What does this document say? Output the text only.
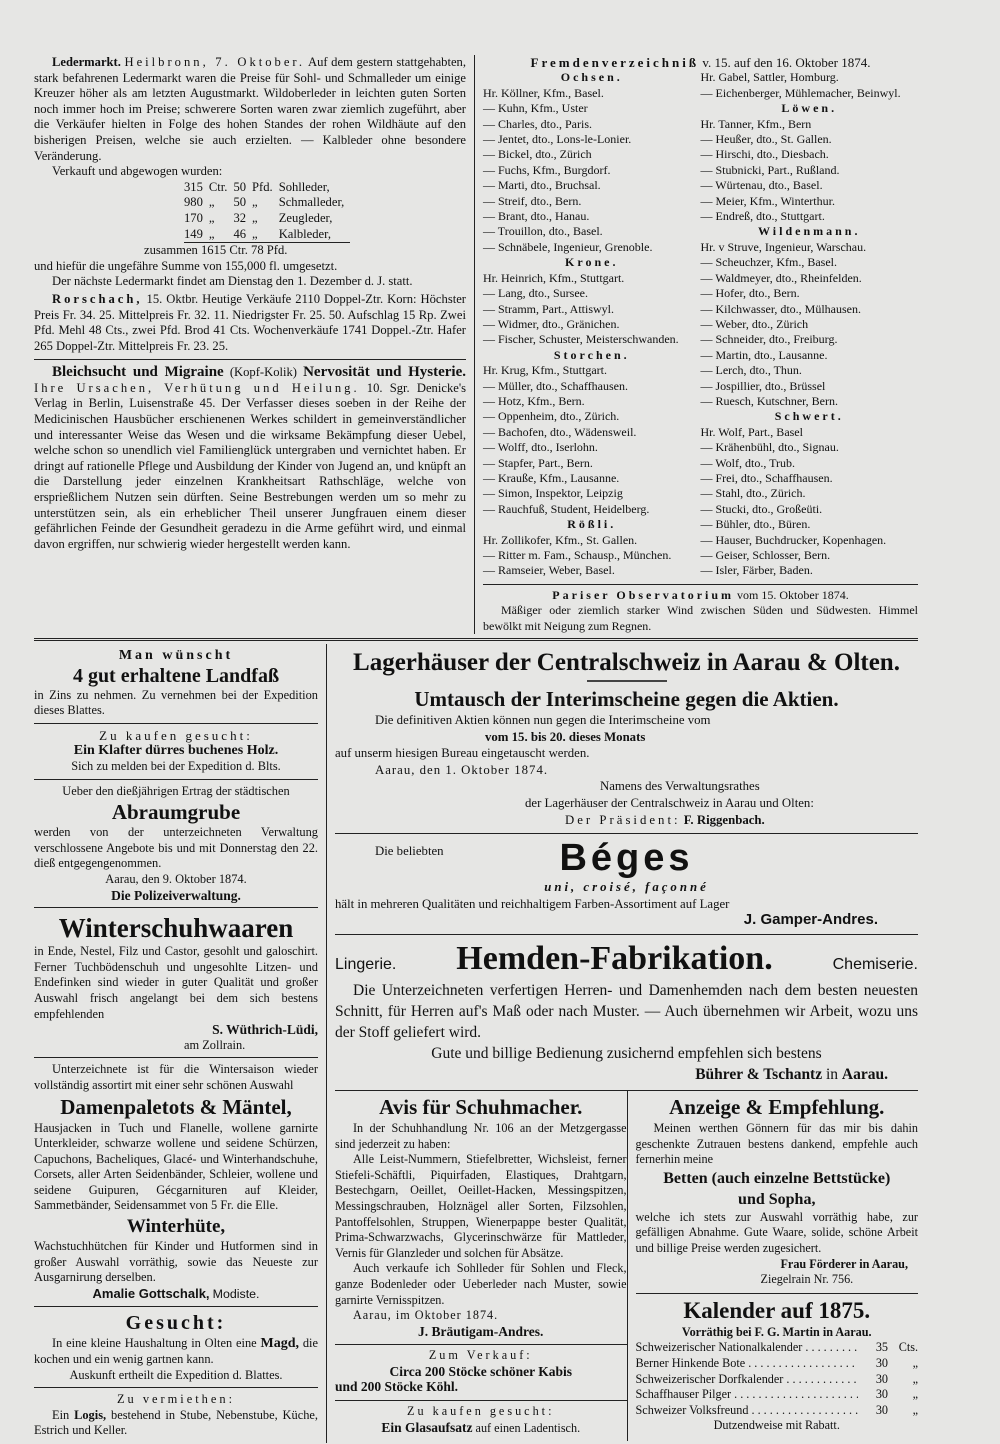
Ledermarkt. Heilbronn, 7. Oktober. Auf dem gestern stattgehabten, stark befahrenen Ledermarkt waren die Preise für Sohl- und Schmalleder um einige Kreuzer höher als am letzten Augustmarkt. Wildoberleder in leichten guten Sorten noch immer hoch im Preise; schwerere Sorten waren zwar ziemlich zugeführt, aber die Verkäufer hielten in Folge des hohen Standes der rohen Wildhäute auf den bisherigen Preisen, welche sie auch erzielten. — Kalbleder ohne besondere Veränderung.

Verkauft und abgewogen wurden:

315	Ctr.	50	Pfd.	Sohlleder,
980	„	50	„	Schmalleder,
170	„	32	„	Zeugleder,
149	„	46	„	Kalbleder,

zusammen 1615 Ctr. 78 Pfd.

und hiefür die ungefähre Summe von 155,000 fl. umgesetzt.

Der nächste Ledermarkt findet am Dienstag den 1. Dezember d. J. statt.

Rorschach, 15. Oktbr. Heutige Verkäufe 2110 Doppel-Ztr. Korn: Höchster Preis Fr. 34. 25. Mittelpreis Fr. 32. 11. Niedrigster Fr. 25. 50. Aufschlag 15 Rp. Zwei Pfd. Mehl 48 Cts., zwei Pfd. Brod 41 Cts. Wochenverkäufe 1741 Doppel.-Ztr. Hafer 265 Doppel-Ztr. Mittelpreis Fr. 23. 25.

Bleichsucht und Migraine (Kopf-Kolik) Nervosität und Hysterie. Ihre Ursachen, Verhütung und Heilung. 10. Sgr. Denicke's Verlag in Berlin, Luisenstraße 45. Der Verfasser dieses soeben in der Reihe der Medicinischen Hausbücher erschienenen Werkes schildert in gemeinverständlicher und interessanter Weise das Wesen und die wirksame Bekämpfung dieser Uebel, welche schon so unendlich viel Familienglück untergraben und vernichtet haben. Er dringt auf rationelle Pflege und Ausbildung der Kinder von Jugend an, und knüpft an die Darstellung jeder einzelnen Krankheitsart Rathschläge, welche von ersprießlichem Nutzen sein dürften. Seine Bestrebungen werden um so mehr zu unterstützen sein, als ein erheblicher Theil unserer Jungfrauen einem dieser gefährlichen Feinde der Gesundheit geradezu in die Arme geführt wird, und einmal davon ergriffen, nur schwierig wieder hergestellt werden kann.

Fremdenverzeichniß v. 15. auf den 16. Oktober 1874.

Ochsen.
Hr. Köllner, Kfm., Basel.
— Kuhn, Kfm., Uster
— Charles, dto., Paris.
— Jentet, dto., Lons-le-Lonier.
— Bickel, dto., Zürich
— Fuchs, Kfm., Burgdorf.
— Marti, dto., Bruchsal.
— Streif, dto., Bern.
— Brant, dto., Hanau.
— Trouillon, dto., Basel.
— Schnäbele, Ingenieur, Grenoble.
Krone.
Hr. Heinrich, Kfm., Stuttgart.
— Lang, dto., Sursee.
— Stramm, Part., Attiswyl.
— Widmer, dto., Gränichen.
— Fischer, Schuster, Meisterschwanden.
Storchen.
Hr. Krug, Kfm., Stuttgart.
— Müller, dto., Schaffhausen.
— Hotz, Kfm., Bern.
— Oppenheim, dto., Zürich.
— Bachofen, dto., Wädensweil.
— Wolff, dto., Iserlohn.
— Stapfer, Part., Bern.
— Krauße, Kfm., Lausanne.
— Simon, Inspektor, Leipzig
— Rauchfuß, Student, Heidelberg.
Rößli.
Hr. Zollikofer, Kfm., St. Gallen.
— Ritter m. Fam., Schausp., München.
— Ramseier, Weber, Basel.
Hr. Gabel, Sattler, Homburg.
— Eichenberger, Mühlemacher, Beinwyl.
Löwen.
Hr. Tanner, Kfm., Bern
— Heußer, dto., St. Gallen.
— Hirschi, dto., Diesbach.
— Stubnicki, Part., Rußland.
— Würtenau, dto., Basel.
— Meier, Kfm., Winterthur.
— Endreß, dto., Stuttgart.
Wildenmann.
Hr. v Struve, Ingenieur, Warschau.
— Scheuchzer, Kfm., Basel.
— Waldmeyer, dto., Rheinfelden.
— Hofer, dto., Bern.
— Kilchwasser, dto., Mülhausen.
— Weber, dto., Zürich
— Schneider, dto., Freiburg.
— Martin, dto., Lausanne.
— Lerch, dto., Thun.
— Jospillier, dto., Brüssel
— Ruesch, Kutschner, Bern.
Schwert.
Hr. Wolf, Part., Basel
— Krähenbühl, dto., Signau.
— Wolf, dto., Trub.
— Frei, dto., Schaffhausen.
— Stahl, dto., Zürich.
— Stucki, dto., Großeüti.
— Bühler, dto., Büren.
— Hauser, Buchdrucker, Kopenhagen.
— Geiser, Schlosser, Bern.
— Isler, Färber, Baden.

Pariser Observatorium vom 15. Oktober 1874.

Mäßiger oder ziemlich starker Wind zwischen Süden und Südwesten. Himmel bewölkt mit Neigung zum Regnen.

Man wünscht

4 gut erhaltene Landfaß

in Zins zu nehmen. Zu vernehmen bei der Expedition dieses Blattes.

Zu kaufen gesucht:

Ein Klafter dürres buchenes Holz.

Sich zu melden bei der Expedition d. Blts.

Ueber den dießjährigen Ertrag der städtischen

Abraumgrube

werden von der unterzeichneten Verwaltung verschlossene Angebote bis und mit Donnerstag den 22. dieß entgegengenommen.

Aarau, den 9. Oktober 1874.

Die Polizeiverwaltung.

Winterschuhwaaren

in Ende, Nestel, Filz und Castor, gesohlt und galoschirt. Ferner Tuchbödenschuh und ungesohlte Litzen- und Endefinken sind wieder in guter Qualität und großer Auswahl frisch angelangt bei dem sich bestens empfehlenden

S. Wüthrich-Lüdi,

am Zollrain.

Unterzeichnete ist für die Wintersaison wieder vollständig assortirt mit einer sehr schönen Auswahl

Damenpaletots & Mäntel,

Hausjacken in Tuch und Flanelle, wollene garnirte Unterkleider, schwarze wollene und seidene Schürzen, Capuchons, Bacheliques, Glacé- und Winterhandschuhe, Corsets, aller Arten Seidenbänder, Schleier, wollene und seidene Guipuren, Gécgarnituren auf Kleider, Sammetbänder, Seidensammet von 5 Fr. die Elle.

Winterhüte,

Wachstuchhütchen für Kinder und Hutformen sind in großer Auswahl vorräthig, sowie das Neueste zur Ausgarnirung derselben.

Amalie Gottschalk, Modiste.

Gesucht:

In eine kleine Haushaltung in Olten eine Magd, die kochen und ein wenig gartnen kann.

Auskunft ertheilt die Expedition d. Blattes.

Zu vermiethen:

Ein Logis, bestehend in Stube, Nebenstube, Küche, Estrich und Keller.

Lagerhäuser der Centralschweiz in Aarau & Olten.

Umtausch der Interimscheine gegen die Aktien.

Die definitiven Aktien können nun gegen die Interimscheine vom

vom 15. bis 20. dieses Monats

auf unserm hiesigen Bureau eingetauscht werden.

Aarau, den 1. Oktober 1874.

Namens des Verwaltungsrathes

der Lagerhäuser der Centralschweiz in Aarau und Olten:

Der Präsident: F. Riggenbach.

Die beliebten	Béges

uni, croisé, façonné

hält in mehreren Qualitäten und reichhaltigem Farben-Assortiment auf Lager

J. Gamper-Andres.

Lingerie. Hemden-Fabrikation.	Chemiserie.

Die Unterzeichneten verfertigen Herren- und Damenhemden nach dem besten neuesten Schnitt, für Herren auf's Maß oder nach Muster. — Auch übernehmen wir Arbeit, wozu uns der Stoff geliefert wird.

Gute und billige Bedienung zusichernd empfehlen sich bestens

Bührer & Tschantz in Aarau.

Avis für Schuhmacher.

In der Schuhhandlung Nr. 106 an der Metzgergasse sind jederzeit zu haben:

Alle Leist-Nummern, Stiefelbretter, Wichsleist, ferner Stiefeli-Schäftli, Piquirfaden, Elastiques, Drahtgarn, Bestechgarn, Oeillet, Oeillet-Hacken, Messingspitzen, Messingschrauben, Holznägel aller Sorten, Filzsohlen, Pantoffelsohlen, Struppen, Wienerpappe bester Qualität, Prima-Schwarzwachs, Glycerinschwärze für Mattleder, Vernis für Glanzleder und solchen für Absätze.

Auch verkaufe ich Sohlleder für Sohlen und Fleck, ganze Bodenleder oder Ueberleder nach Muster, sowie garnirte Vernisspitzen.

Aarau, im Oktober 1874.

J. Bräutigam-Andres.

Zum Verkauf:

Circa 200 Stöcke schöner Kabis

und 200 Stöcke Köhl.

Zu kaufen gesucht:

Ein Glasaufsatz auf einen Ladentisch.

Anzeige & Empfehlung.

Meinen werthen Gönnern für das mir bis dahin geschenkte Zutrauen bestens dankend, empfehle auch fernerhin meine

Betten (auch einzelne Bettstücke)

und Sopha,

welche ich stets zur Auswahl vorräthig habe, zur gefälligen Abnahme. Gute Waare, solide, schöne Arbeit und billige Preise werden zugesichert.

Frau Förderer in Aarau,

Ziegelrain Nr. 756.

Kalender auf 1875.

Vorräthig bei F. G. Martin in Aarau.

Schweizerischer Nationalkalender . . .	35 Cts.
Berner Hinkende Bote . . .	30	„
Schweizerischer Dorfkalender . . .	30	„
Schaffhauser Pilger . . .	30	„
Schweizer Volksfreund . . .	30	„

Dutzendweise mit Rabatt.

▶ [Aim of the task]: Your answer should be each line from the entries that includes the string "kann".

▶ [Answer section]:
Bleichsucht und Migraine (Kopf-Kolik) Nervosität und Hysterie. Ihre Ursachen, Verhütung und Heilung. 10. Sgr. Denicke's Verlag in Berlin, Luisenstraße 45. Der Verfasser dieses soeben in der Reihe der Medicinischen Hausbücher erschienenen Werkes schildert in gemeinverständlicher und interessanter Weise das Wesen und die wirksame Bekämpfung dieser Uebel, welche schon so unendlich viel Familienglück untergraben und vernichtet haben. Er dringt auf rationelle Pflege und Ausbildung der Kinder von Jugend an, und knüpft an die Darstellung jeder einzelnen Krankheitsart Rathschläge, welche von ersprießlichem Nutzen sein dürften. Seine Bestrebungen werden um so mehr zu unterstützen sein, als ein erheblicher Theil unserer Jungfrauen einem dieser gefährlichen Feinde der Gesundheit geradezu in die Arme geführt wird, und einmal davon ergriffen, nur schwierig wieder hergestellt werden kann.
In eine kleine Haushaltung in Olten eine Magd, die kochen und ein wenig gartnen kann.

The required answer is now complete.